→ What is needed:
From the line that contains "What data populates" to the last line of the data below, transcribe every line exactly. Do not include the pictures.

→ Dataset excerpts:
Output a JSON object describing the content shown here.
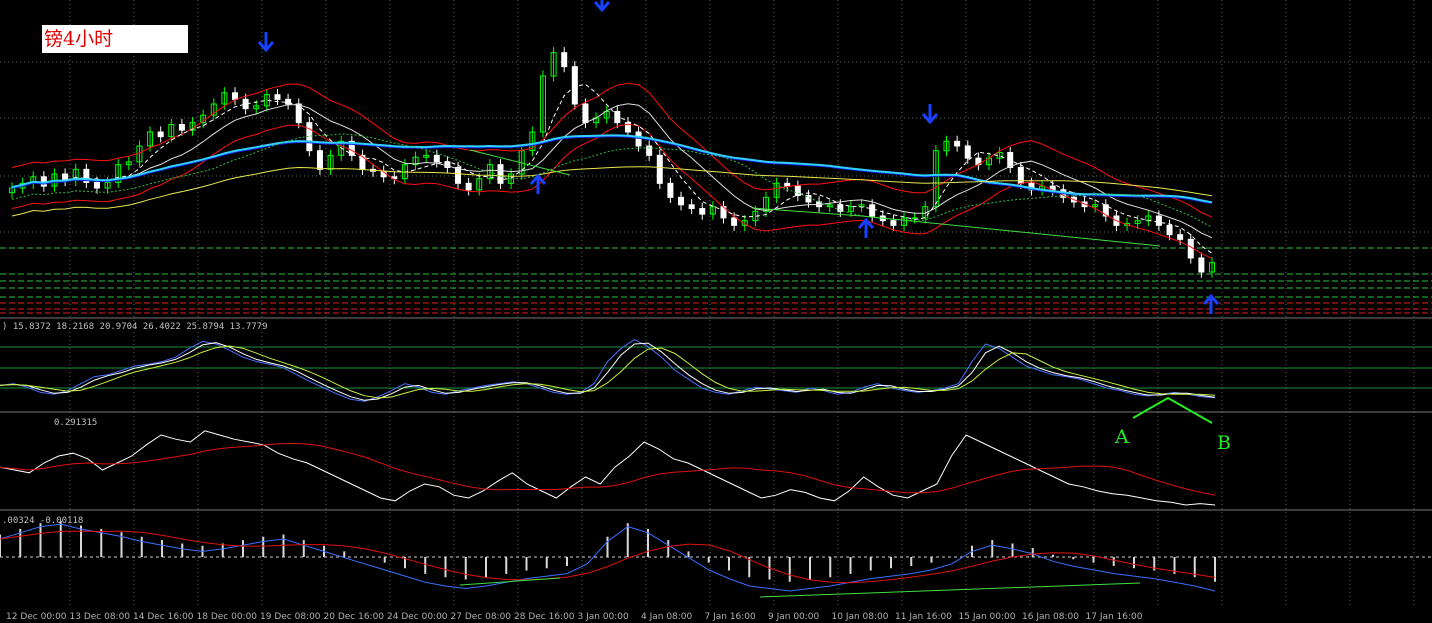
{
  "window": {
    "title": "镑4小时"
  },
  "indicators": {
    "stoch_label": ") 15.8372 18.2168 20.9704 26.4022 25.8794 13.7779",
    "rsi_label": "0.291315",
    "macd_label": ".00324 -0.00118"
  },
  "annotations": {
    "a": "A",
    "b": "B"
  },
  "x_labels": [
    "12 Dec 00:00",
    "13 Dec 08:00",
    "14 Dec 16:00",
    "18 Dec 00:00",
    "19 Dec 08:00",
    "20 Dec 16:00",
    "24 Dec 00:00",
    "27 Dec 08:00",
    "28 Dec 16:00",
    "3 Jan 00:00",
    "4 Jan 08:00",
    "7 Jan 16:00",
    "9 Jan 00:00",
    "10 Jan 08:00",
    "11 Jan 16:00",
    "15 Jan 00:00",
    "16 Jan 08:00",
    "17 Jan 16:00"
  ],
  "colors": {
    "up": "#00ff00",
    "down": "#ffffff",
    "band": "#ff1010",
    "ma_blue": "#1020e0",
    "ma_cyan": "#30d0ff",
    "ma_yellow": "#e8e850",
    "grid": "#5a6a5a"
  },
  "chart_data": {
    "type": "candlestick",
    "title": "镑4小时",
    "close": [
      1.27,
      1.2705,
      1.2712,
      1.2702,
      1.2715,
      1.2708,
      1.272,
      1.2706,
      1.27,
      1.2706,
      1.2725,
      1.2728,
      1.2745,
      1.276,
      1.2755,
      1.2768,
      1.2762,
      1.277,
      1.2778,
      1.279,
      1.2802,
      1.2795,
      1.2785,
      1.2788,
      1.28,
      1.2795,
      1.279,
      1.277,
      1.274,
      1.272,
      1.2735,
      1.275,
      1.2735,
      1.272,
      1.2718,
      1.2712,
      1.271,
      1.2725,
      1.2733,
      1.2735,
      1.2728,
      1.2722,
      1.2705,
      1.2698,
      1.271,
      1.2725,
      1.2705,
      1.2715,
      1.274,
      1.276,
      1.282,
      1.2845,
      1.283,
      1.279,
      1.277,
      1.2775,
      1.2782,
      1.277,
      1.276,
      1.2745,
      1.2735,
      1.2705,
      1.269,
      1.2682,
      1.2678,
      1.2672,
      1.268,
      1.2668,
      1.266,
      1.2665,
      1.2675,
      1.269,
      1.2705,
      1.2702,
      1.2692,
      1.2685,
      1.268,
      1.2682,
      1.2675,
      1.268,
      1.2682,
      1.267,
      1.2665,
      1.266,
      1.2668,
      1.2668,
      1.268,
      1.274,
      1.275,
      1.2745,
      1.2732,
      1.2725,
      1.2732,
      1.2738,
      1.2722,
      1.2705,
      1.2698,
      1.2702,
      1.2698,
      1.269,
      1.2685,
      1.268,
      1.2682,
      1.267,
      1.266,
      1.2662,
      1.2665,
      1.267,
      1.266,
      1.265,
      1.2645,
      1.2625,
      1.261,
      1.262
    ],
    "series": [
      {
        "name": "Stochastic",
        "values": [
          28,
          30,
          26,
          20,
          18,
          22,
          30,
          38,
          40,
          45,
          50,
          52,
          55,
          60,
          70,
          78,
          75,
          68,
          60,
          55,
          52,
          48,
          40,
          32,
          25,
          18,
          12,
          10,
          15,
          22,
          30,
          26,
          20,
          18,
          22,
          25,
          28,
          30,
          32,
          30,
          25,
          20,
          18,
          20,
          30,
          55,
          70,
          80,
          72,
          60,
          45,
          35,
          25,
          20,
          18,
          22,
          26,
          24,
          22,
          20,
          25,
          22,
          18,
          20,
          26,
          30,
          25,
          22,
          20,
          22,
          25,
          30,
          55,
          75,
          70,
          60,
          50,
          45,
          40,
          38,
          35,
          30,
          25,
          22,
          18,
          16,
          18,
          20,
          18,
          15,
          14
        ]
      },
      {
        "name": "RSI",
        "values": [
          52,
          50,
          48,
          55,
          60,
          62,
          58,
          50,
          55,
          60,
          68,
          75,
          72,
          70,
          78,
          75,
          72,
          70,
          68,
          62,
          58,
          55,
          50,
          45,
          40,
          35,
          30,
          28,
          35,
          40,
          38,
          32,
          30,
          35,
          42,
          48,
          40,
          35,
          30,
          38,
          45,
          40,
          52,
          60,
          70,
          65,
          58,
          55,
          50,
          45,
          40,
          35,
          30,
          32,
          36,
          34,
          30,
          28,
          35,
          45,
          38,
          32,
          30,
          35,
          40,
          60,
          75,
          70,
          65,
          60,
          55,
          50,
          45,
          40,
          38,
          35,
          33,
          32,
          30,
          28,
          27,
          25,
          26,
          25
        ]
      },
      {
        "name": "MACD",
        "values": [
          0.002,
          0.0025,
          0.003,
          0.0032,
          0.0028,
          0.0025,
          0.0022,
          0.0018,
          0.0015,
          0.0012,
          0.001,
          0.0012,
          0.0015,
          0.0018,
          0.002,
          0.0015,
          0.001,
          0.0005,
          0.0,
          -0.0005,
          -0.001,
          -0.0015,
          -0.0018,
          -0.002,
          -0.0018,
          -0.0015,
          -0.0012,
          -0.001,
          -0.0008,
          0.0,
          0.0018,
          0.003,
          0.0025,
          0.0015,
          0.0005,
          -0.0005,
          -0.0012,
          -0.0018,
          -0.002,
          -0.0022,
          -0.002,
          -0.0018,
          -0.0015,
          -0.0012,
          -0.001,
          -0.0008,
          -0.0005,
          0.0,
          0.001,
          0.0015,
          0.0012,
          0.0008,
          0.0002,
          -0.0002,
          -0.0005,
          -0.0008,
          -0.001,
          -0.0012,
          -0.0015,
          -0.0018,
          -0.0022
        ]
      }
    ]
  }
}
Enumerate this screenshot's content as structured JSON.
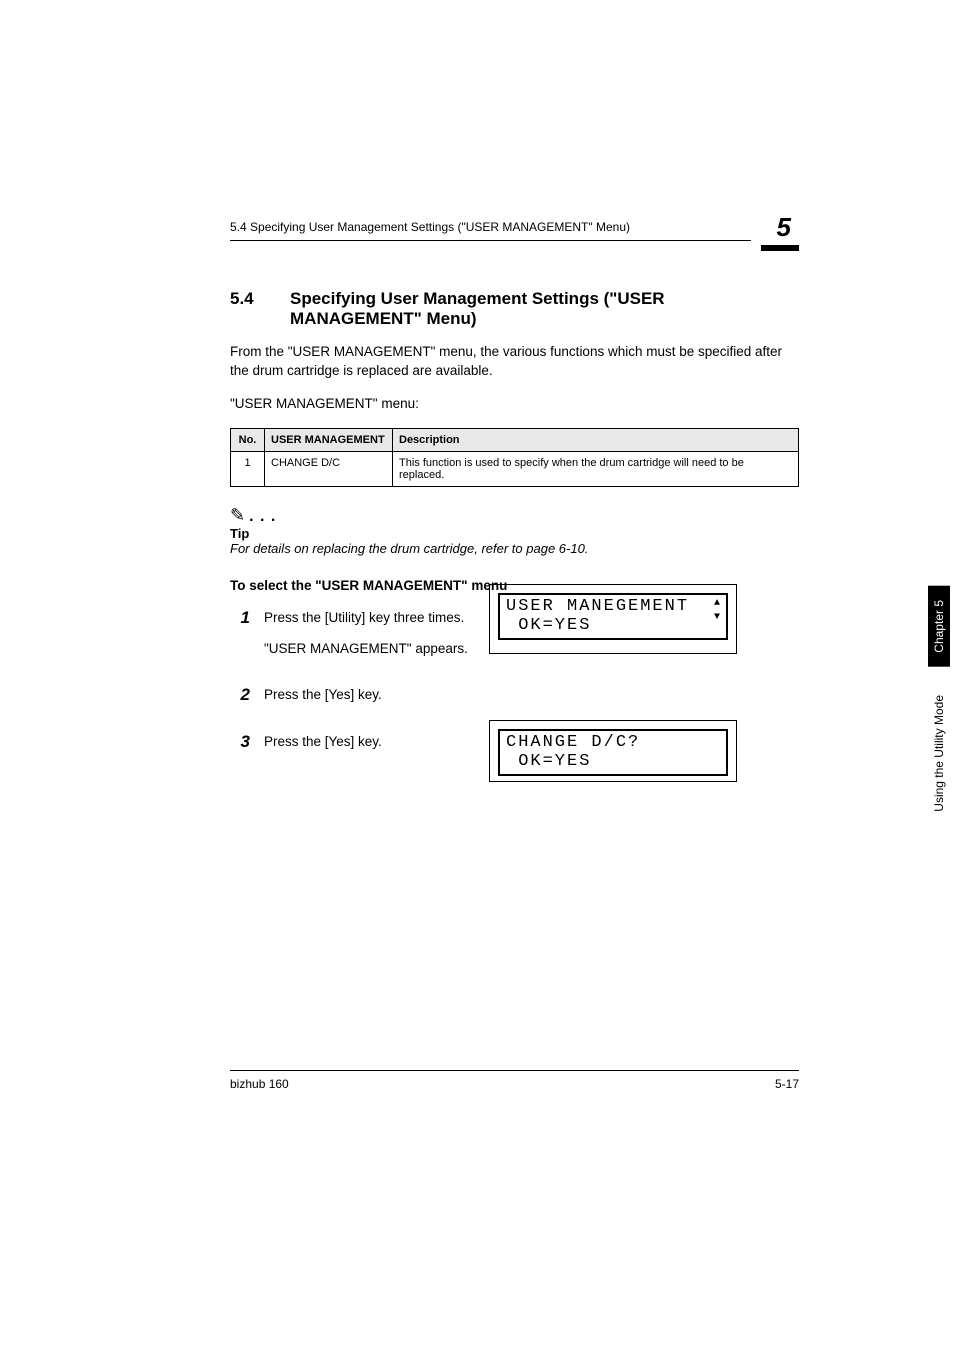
{
  "header": {
    "running_title": "5.4 Specifying User Management Settings (\"USER MANAGEMENT\" Menu)",
    "chapter_num": "5"
  },
  "section": {
    "number": "5.4",
    "title": "Specifying User Management Settings (\"USER MANAGEMENT\" Menu)"
  },
  "paragraphs": {
    "intro": "From the \"USER MANAGEMENT\" menu, the various functions which must be specified after the drum cartridge is replaced are available.",
    "menu_label": "\"USER MANAGEMENT\" menu:"
  },
  "table": {
    "headers": {
      "no": "No.",
      "um": "USER MANAGEMENT",
      "desc": "Description"
    },
    "rows": [
      {
        "no": "1",
        "um": "CHANGE D/C",
        "desc": "This function is used to specify when the drum cartridge will need to be replaced."
      }
    ]
  },
  "tip": {
    "label": "Tip",
    "text": "For details on replacing the drum cartridge, refer to page 6-10."
  },
  "subheading": "To select the \"USER MANAGEMENT\" menu",
  "steps": [
    {
      "num": "1",
      "lines": [
        "Press the [Utility] key three times.",
        "\"USER MANAGEMENT\" appears."
      ]
    },
    {
      "num": "2",
      "lines": [
        "Press the [Yes] key."
      ]
    },
    {
      "num": "3",
      "lines": [
        "Press the [Yes] key."
      ]
    }
  ],
  "lcd": {
    "screen1": {
      "line1": "USER MANEGEMENT",
      "line2": " OK=YES"
    },
    "screen2": {
      "line1": "CHANGE D/C?",
      "line2": " OK=YES"
    }
  },
  "tabs": {
    "chapter": "Chapter 5",
    "mode": "Using the Utility Mode"
  },
  "footer": {
    "product": "bizhub 160",
    "page": "5-17"
  }
}
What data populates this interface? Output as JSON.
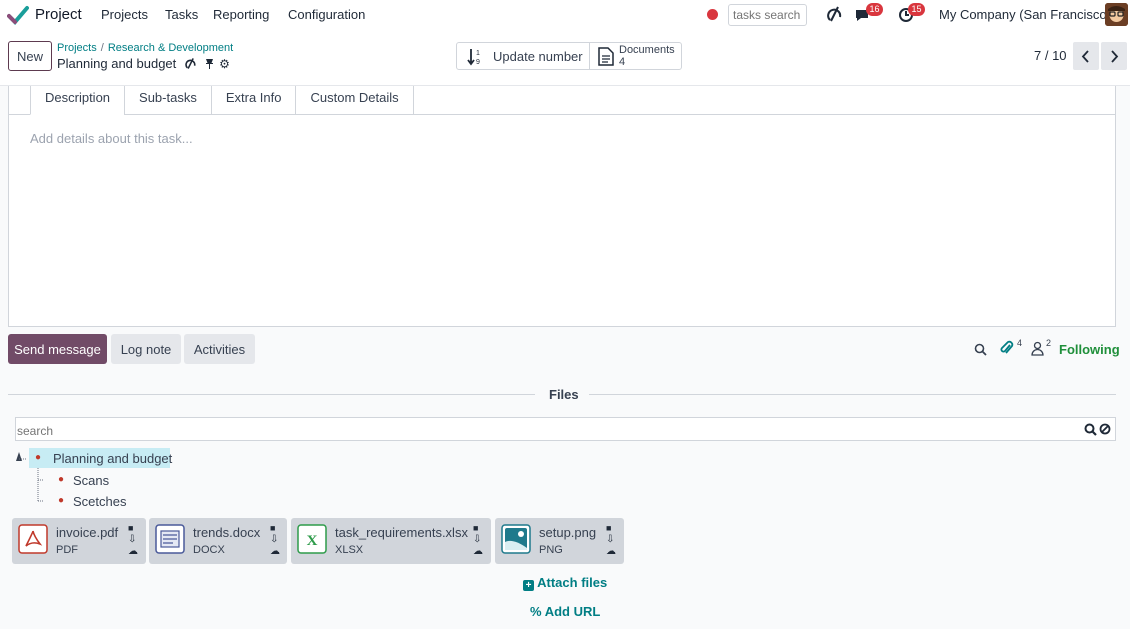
{
  "topnav": {
    "brand": "Project",
    "menu": [
      "Projects",
      "Tasks",
      "Reporting",
      "Configuration"
    ],
    "search_placeholder": "tasks search",
    "messages_badge": "16",
    "activities_badge": "15",
    "company": "My Company (San Francisco)"
  },
  "control": {
    "new_label": "New",
    "breadcrumb": [
      "Projects",
      "Research & Development"
    ],
    "record_name": "Planning and budget",
    "update_number_label": "Update number",
    "documents_label": "Documents",
    "documents_count": "4",
    "pager": "7 / 10"
  },
  "tabs": [
    "Description",
    "Sub-tasks",
    "Extra Info",
    "Custom Details"
  ],
  "description_placeholder": "Add details about this task...",
  "chatter": {
    "send_message": "Send message",
    "log_note": "Log note",
    "activities": "Activities",
    "attachments_count": "4",
    "followers_count": "2",
    "following": "Following"
  },
  "files": {
    "title": "Files",
    "search_placeholder": "search",
    "tree": {
      "root": "Planning and budget",
      "children": [
        "Scans",
        "Scetches"
      ]
    },
    "items": [
      {
        "name": "invoice.pdf",
        "type": "PDF"
      },
      {
        "name": "trends.docx",
        "type": "DOCX"
      },
      {
        "name": "task_requirements.xlsx",
        "type": "XLSX"
      },
      {
        "name": "setup.png",
        "type": "PNG"
      }
    ],
    "attach_files": "Attach files",
    "add_url": "Add URL"
  },
  "colors": {
    "primary": "#714b67",
    "teal": "#017e84",
    "badge_red": "#d9363e",
    "following_green": "#1f8f3a"
  }
}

→ Task solution:
What data populates this interface? Output as JSON.
{
  "topnav": {
    "brand": "Project",
    "menu": [
      "Projects",
      "Tasks",
      "Reporting",
      "Configuration"
    ],
    "search_placeholder": "tasks search",
    "messages_badge": "16",
    "activities_badge": "15",
    "company": "My Company (San Francisco)"
  },
  "control": {
    "new_label": "New",
    "breadcrumb": [
      "Projects",
      "Research & Development"
    ],
    "record_name": "Planning and budget",
    "update_number_label": "Update number",
    "documents_label": "Documents",
    "documents_count": "4",
    "pager": "7 / 10"
  },
  "tabs": [
    "Description",
    "Sub-tasks",
    "Extra Info",
    "Custom Details"
  ],
  "description_placeholder": "Add details about this task...",
  "chatter": {
    "send_message": "Send message",
    "log_note": "Log note",
    "activities": "Activities",
    "attachments_count": "4",
    "followers_count": "2",
    "following": "Following"
  },
  "files": {
    "title": "Files",
    "search_placeholder": "search",
    "tree": {
      "root": "Planning and budget",
      "children": [
        "Scans",
        "Scetches"
      ]
    },
    "items": [
      {
        "name": "invoice.pdf",
        "type": "PDF"
      },
      {
        "name": "trends.docx",
        "type": "DOCX"
      },
      {
        "name": "task_requirements.xlsx",
        "type": "XLSX"
      },
      {
        "name": "setup.png",
        "type": "PNG"
      }
    ],
    "attach_files": "Attach files",
    "add_url": "Add URL"
  },
  "colors": {
    "primary": "#714b67",
    "teal": "#017e84",
    "badge_red": "#d9363e",
    "following_green": "#1f8f3a"
  }
}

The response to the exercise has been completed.